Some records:
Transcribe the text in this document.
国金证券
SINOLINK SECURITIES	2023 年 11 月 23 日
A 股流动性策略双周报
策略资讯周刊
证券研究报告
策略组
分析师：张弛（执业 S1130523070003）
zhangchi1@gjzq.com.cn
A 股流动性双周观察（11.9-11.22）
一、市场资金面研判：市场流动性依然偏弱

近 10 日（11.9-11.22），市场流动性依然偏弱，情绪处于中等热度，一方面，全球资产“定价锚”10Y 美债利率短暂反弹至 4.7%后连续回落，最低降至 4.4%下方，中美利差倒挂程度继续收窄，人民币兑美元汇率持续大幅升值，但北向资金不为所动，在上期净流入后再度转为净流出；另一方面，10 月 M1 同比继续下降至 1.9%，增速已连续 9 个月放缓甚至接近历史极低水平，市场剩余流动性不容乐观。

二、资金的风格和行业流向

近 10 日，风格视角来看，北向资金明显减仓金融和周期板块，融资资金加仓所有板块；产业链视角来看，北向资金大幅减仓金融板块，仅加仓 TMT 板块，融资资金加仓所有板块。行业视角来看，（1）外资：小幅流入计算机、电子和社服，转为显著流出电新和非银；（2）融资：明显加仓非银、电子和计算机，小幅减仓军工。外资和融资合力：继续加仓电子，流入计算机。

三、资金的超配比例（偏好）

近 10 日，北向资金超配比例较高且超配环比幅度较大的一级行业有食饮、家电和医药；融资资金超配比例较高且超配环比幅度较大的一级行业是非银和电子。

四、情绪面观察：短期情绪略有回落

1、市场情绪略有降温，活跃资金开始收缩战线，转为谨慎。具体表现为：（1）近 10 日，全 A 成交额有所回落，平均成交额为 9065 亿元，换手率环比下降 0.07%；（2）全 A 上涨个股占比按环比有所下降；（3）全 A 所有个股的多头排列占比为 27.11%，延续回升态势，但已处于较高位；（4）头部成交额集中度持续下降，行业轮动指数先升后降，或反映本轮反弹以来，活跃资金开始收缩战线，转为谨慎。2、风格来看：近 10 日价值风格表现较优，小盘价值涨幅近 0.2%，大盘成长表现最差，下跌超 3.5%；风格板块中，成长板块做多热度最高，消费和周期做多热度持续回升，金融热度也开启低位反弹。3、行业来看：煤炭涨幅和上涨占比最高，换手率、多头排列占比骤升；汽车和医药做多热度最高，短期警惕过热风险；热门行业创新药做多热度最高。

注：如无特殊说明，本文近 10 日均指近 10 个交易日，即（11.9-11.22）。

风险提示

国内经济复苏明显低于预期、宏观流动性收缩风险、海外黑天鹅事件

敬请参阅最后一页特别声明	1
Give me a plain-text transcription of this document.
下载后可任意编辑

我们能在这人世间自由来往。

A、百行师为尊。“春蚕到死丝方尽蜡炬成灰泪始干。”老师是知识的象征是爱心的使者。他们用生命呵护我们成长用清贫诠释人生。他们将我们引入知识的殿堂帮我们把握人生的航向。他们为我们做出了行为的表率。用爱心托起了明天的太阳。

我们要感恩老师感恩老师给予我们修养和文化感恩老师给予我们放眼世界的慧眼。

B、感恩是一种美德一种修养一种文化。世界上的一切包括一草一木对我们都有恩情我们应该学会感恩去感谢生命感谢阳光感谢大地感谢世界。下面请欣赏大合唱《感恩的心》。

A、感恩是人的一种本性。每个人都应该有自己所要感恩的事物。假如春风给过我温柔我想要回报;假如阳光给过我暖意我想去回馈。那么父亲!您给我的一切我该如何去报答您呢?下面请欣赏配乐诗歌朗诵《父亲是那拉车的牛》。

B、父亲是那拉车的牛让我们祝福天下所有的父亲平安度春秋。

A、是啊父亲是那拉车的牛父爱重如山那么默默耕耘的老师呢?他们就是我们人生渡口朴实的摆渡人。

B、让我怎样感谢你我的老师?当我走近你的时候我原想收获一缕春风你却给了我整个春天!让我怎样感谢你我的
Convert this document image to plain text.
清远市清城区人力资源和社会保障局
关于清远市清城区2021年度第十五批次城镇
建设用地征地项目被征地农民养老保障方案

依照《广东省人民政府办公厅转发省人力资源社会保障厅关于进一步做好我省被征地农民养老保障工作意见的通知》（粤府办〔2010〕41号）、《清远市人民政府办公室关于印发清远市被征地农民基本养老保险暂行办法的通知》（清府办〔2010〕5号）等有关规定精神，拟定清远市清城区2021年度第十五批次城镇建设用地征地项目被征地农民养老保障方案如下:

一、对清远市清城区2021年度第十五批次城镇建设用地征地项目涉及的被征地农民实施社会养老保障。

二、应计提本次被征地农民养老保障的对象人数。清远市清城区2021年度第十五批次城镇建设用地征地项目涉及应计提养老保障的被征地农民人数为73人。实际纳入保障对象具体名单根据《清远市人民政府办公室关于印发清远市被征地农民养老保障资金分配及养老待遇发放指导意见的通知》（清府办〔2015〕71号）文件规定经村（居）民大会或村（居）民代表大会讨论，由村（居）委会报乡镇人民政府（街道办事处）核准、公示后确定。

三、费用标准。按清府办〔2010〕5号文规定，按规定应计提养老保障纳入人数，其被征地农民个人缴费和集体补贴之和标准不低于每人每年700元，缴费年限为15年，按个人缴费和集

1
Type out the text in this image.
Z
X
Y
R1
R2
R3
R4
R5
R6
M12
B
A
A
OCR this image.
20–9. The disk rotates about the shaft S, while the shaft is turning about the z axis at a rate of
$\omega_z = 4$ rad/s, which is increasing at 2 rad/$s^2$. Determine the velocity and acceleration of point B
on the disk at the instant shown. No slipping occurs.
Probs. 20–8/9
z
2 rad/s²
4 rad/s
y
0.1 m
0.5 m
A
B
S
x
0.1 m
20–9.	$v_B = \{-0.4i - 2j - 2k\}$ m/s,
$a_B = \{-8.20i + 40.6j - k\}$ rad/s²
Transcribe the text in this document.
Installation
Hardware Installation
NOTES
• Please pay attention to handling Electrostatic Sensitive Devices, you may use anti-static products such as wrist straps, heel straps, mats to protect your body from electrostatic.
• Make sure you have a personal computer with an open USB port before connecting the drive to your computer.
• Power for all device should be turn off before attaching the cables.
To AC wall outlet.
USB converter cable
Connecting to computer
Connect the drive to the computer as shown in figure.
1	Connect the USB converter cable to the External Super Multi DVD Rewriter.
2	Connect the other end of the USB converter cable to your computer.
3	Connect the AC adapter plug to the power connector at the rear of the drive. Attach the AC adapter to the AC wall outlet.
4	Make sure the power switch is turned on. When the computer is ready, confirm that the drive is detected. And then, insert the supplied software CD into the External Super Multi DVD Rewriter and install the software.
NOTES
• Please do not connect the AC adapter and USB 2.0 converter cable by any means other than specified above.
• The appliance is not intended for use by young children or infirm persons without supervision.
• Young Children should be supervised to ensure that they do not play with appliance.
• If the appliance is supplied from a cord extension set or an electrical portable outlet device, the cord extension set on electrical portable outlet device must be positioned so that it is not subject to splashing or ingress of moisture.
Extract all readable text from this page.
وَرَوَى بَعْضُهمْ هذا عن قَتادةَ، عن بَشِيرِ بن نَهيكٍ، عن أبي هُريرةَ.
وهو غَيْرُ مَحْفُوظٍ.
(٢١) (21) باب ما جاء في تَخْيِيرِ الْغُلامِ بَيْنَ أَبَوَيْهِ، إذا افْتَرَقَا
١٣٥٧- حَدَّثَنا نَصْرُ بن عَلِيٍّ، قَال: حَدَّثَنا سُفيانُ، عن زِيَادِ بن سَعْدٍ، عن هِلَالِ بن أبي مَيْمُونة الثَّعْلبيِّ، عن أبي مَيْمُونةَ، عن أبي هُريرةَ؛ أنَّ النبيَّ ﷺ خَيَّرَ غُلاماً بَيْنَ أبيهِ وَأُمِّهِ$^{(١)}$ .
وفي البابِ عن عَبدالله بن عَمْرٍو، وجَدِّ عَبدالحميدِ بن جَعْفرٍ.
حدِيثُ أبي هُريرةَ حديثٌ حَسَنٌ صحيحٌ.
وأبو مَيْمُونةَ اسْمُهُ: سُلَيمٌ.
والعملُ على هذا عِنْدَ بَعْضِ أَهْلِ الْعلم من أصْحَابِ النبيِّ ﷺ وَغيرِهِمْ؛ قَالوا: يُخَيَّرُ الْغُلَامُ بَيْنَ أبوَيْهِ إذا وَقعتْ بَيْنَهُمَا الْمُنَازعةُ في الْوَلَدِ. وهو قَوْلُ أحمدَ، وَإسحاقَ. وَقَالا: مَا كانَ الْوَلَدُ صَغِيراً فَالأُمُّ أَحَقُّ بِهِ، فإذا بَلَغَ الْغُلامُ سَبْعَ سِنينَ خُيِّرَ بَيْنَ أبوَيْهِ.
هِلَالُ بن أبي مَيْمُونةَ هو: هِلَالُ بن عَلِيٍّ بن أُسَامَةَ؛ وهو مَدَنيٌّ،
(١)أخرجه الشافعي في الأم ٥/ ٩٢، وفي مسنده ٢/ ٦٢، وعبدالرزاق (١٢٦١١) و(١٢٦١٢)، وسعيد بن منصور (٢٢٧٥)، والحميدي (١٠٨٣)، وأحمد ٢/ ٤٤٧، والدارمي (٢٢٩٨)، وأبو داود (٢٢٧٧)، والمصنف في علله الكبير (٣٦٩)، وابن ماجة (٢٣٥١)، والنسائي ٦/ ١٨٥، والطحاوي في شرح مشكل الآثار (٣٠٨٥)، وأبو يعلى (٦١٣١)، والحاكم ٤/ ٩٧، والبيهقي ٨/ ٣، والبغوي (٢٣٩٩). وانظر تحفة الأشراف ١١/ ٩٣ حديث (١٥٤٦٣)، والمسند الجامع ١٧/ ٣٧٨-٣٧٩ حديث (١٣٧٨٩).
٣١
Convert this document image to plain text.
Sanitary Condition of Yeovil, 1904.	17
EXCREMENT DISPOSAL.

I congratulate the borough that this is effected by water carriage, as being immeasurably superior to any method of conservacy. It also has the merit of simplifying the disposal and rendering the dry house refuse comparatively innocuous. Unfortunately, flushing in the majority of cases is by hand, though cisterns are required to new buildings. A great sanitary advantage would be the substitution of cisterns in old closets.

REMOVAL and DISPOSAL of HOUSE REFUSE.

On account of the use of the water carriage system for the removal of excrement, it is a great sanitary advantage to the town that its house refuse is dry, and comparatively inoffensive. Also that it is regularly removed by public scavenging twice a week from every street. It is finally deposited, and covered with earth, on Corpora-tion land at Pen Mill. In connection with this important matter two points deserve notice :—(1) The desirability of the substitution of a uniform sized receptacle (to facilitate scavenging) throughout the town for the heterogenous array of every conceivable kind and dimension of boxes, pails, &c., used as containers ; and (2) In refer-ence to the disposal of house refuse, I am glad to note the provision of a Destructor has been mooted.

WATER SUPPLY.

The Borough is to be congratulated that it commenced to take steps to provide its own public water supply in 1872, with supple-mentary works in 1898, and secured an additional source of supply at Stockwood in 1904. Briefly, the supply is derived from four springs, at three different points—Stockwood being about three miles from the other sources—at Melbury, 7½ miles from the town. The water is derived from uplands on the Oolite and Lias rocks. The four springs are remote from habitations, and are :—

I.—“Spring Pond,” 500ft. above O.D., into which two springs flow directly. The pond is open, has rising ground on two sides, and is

REQUIREMENTS
Scan the listing above for the word "Installation" and show each line where it is found.

TASK SOLUTION
Installation
Hardware Installation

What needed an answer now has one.